* _WRITTEN INSTRUCTION_
Each record below should appear again exactly as written.

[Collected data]
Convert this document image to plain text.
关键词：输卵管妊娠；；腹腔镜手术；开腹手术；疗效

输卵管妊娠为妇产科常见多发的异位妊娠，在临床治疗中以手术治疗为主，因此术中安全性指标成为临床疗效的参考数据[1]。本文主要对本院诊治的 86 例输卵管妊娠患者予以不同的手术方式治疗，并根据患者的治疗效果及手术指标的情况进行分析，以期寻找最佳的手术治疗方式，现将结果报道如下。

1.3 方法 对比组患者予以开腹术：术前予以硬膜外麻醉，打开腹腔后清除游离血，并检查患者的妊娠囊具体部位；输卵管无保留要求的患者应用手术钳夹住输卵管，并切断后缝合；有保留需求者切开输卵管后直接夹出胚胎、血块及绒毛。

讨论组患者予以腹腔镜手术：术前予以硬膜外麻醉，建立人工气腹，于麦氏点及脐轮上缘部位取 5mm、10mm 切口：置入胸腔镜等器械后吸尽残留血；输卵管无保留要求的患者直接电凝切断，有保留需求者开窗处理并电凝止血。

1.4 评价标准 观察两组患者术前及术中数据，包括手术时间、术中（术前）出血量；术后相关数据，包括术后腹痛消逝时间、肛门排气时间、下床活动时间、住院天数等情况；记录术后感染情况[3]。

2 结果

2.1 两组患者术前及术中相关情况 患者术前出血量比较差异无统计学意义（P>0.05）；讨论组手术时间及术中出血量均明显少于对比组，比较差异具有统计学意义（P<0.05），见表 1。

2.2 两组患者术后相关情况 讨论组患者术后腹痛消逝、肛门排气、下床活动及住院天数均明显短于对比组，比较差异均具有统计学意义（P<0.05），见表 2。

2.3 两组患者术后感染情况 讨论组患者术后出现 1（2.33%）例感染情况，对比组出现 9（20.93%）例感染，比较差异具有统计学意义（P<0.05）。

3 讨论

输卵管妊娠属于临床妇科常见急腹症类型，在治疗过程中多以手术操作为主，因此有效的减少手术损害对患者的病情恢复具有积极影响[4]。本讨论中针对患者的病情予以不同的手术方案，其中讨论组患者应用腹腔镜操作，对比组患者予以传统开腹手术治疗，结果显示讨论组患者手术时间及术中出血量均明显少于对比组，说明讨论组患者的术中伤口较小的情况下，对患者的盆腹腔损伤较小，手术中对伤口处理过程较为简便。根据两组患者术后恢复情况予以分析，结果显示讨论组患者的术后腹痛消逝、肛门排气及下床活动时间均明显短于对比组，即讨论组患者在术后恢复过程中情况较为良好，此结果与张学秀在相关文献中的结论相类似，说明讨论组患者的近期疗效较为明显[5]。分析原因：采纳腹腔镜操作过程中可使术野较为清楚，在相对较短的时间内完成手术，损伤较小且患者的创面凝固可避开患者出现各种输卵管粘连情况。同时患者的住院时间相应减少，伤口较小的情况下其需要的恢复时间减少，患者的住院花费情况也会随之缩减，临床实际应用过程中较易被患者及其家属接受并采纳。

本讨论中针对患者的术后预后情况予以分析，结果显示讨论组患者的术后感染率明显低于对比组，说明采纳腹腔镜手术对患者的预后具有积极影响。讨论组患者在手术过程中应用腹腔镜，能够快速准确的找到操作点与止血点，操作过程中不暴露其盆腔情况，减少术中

* _EXERCISE OUTPUT_
Convert this document image to plain text.
关键词：输卵管妊娠；；腹腔镜手术；开腹手术；疗效

输卵管妊娠为妇产科常见多发的异位妊娠，在临床治疗中以手术治疗为主，因此术中安全性指标成为临床疗效的参考数据[1]。本文主要对本院诊治的 86 例输卵管妊娠患者予以不同的手术方式治疗，并根据患者的治疗效果及手术指标的情况进行分析，以期寻找最佳的手术治疗方式，现将结果报道如下。

1.3 方法 对比组患者予以开腹术：术前予以硬膜外麻醉，打开腹腔后清除游离血，并检查患者的妊娠囊具体部位；输卵管无保留要求的患者应用手术钳夹住输卵管，并切断后缝合；有保留需求者切开输卵管后直接夹出胚胎、血块及绒毛。

讨论组患者予以腹腔镜手术：术前予以硬膜外麻醉，建立人工气腹，于麦氏点及脐轮上缘部位取 5mm、10mm 切口：置入胸腔镜等器械后吸尽残留血；输卵管无保留要求的患者直接电凝切断，有保留需求者开窗处理并电凝止血。

1.4 评价标准 观察两组患者术前及术中数据，包括手术时间、术中（术前）出血量；术后相关数据，包括术后腹痛消逝时间、肛门排气时间、下床活动时间、住院天数等情况；记录术后感染情况[3]。

2 结果

2.1 两组患者术前及术中相关情况 患者术前出血量比较差异无统计学意义（P>0.05）；讨论组手术时间及术中出血量均明显少于对比组，比较差异具有统计学意义（P<0.05），见表 1。

2.2 两组患者术后相关情况 讨论组患者术后腹痛消逝、肛门排气、下床活动及住院天数均明显短于对比组，比较差异均具有统计学意义（P<0.05），见表 2。

2.3 两组患者术后感染情况 讨论组患者术后出现 1（2.33%）例感染情况，对比组出现 9（20.93%）例感染，比较差异具有统计学意义（P<0.05）。

3 讨论

输卵管妊娠属于临床妇科常见急腹症类型，在治疗过程中多以手术操作为主，因此有效的减少手术损害对患者的病情恢复具有积极影响[4]。本讨论中针对患者的病情予以不同的手术方案，其中讨论组患者应用腹腔镜操作，对比组患者予以传统开腹手术治疗，结果显示讨论组患者手术时间及术中出血量均明显少于对比组，说明讨论组患者的术中伤口较小的情况下，对患者的盆腹腔损伤较小，手术中对伤口处理过程较为简便。根据两组患者术后恢复情况予以分析，结果显示讨论组患者的术后腹痛消逝、肛门排气及下床活动时间均明显短于对比组，即讨论组患者在术后恢复过程中情况较为良好，此结果与张学秀在相关文献中的结论相类似，说明讨论组患者的近期疗效较为明显[5]。分析原因：采纳腹腔镜操作过程中可使术野较为清楚，在相对较短的时间内完成手术，损伤较小且患者的创面凝固可避开患者出现各种输卵管粘连情况。同时患者的住院时间相应减少，伤口较小的情况下其需要的恢复时间减少，患者的住院花费情况也会随之缩减，临床实际应用过程中较易被患者及其家属接受并采纳。

本讨论中针对患者的术后预后情况予以分析，结果显示讨论组患者的术后感染率明显低于对比组，说明采纳腹腔镜手术对患者的预后具有积极影响。讨论组患者在手术过程中应用腹腔镜，能够快速准确的找到操作点与止血点，操作过程中不暴露其盆腔情况，减少术中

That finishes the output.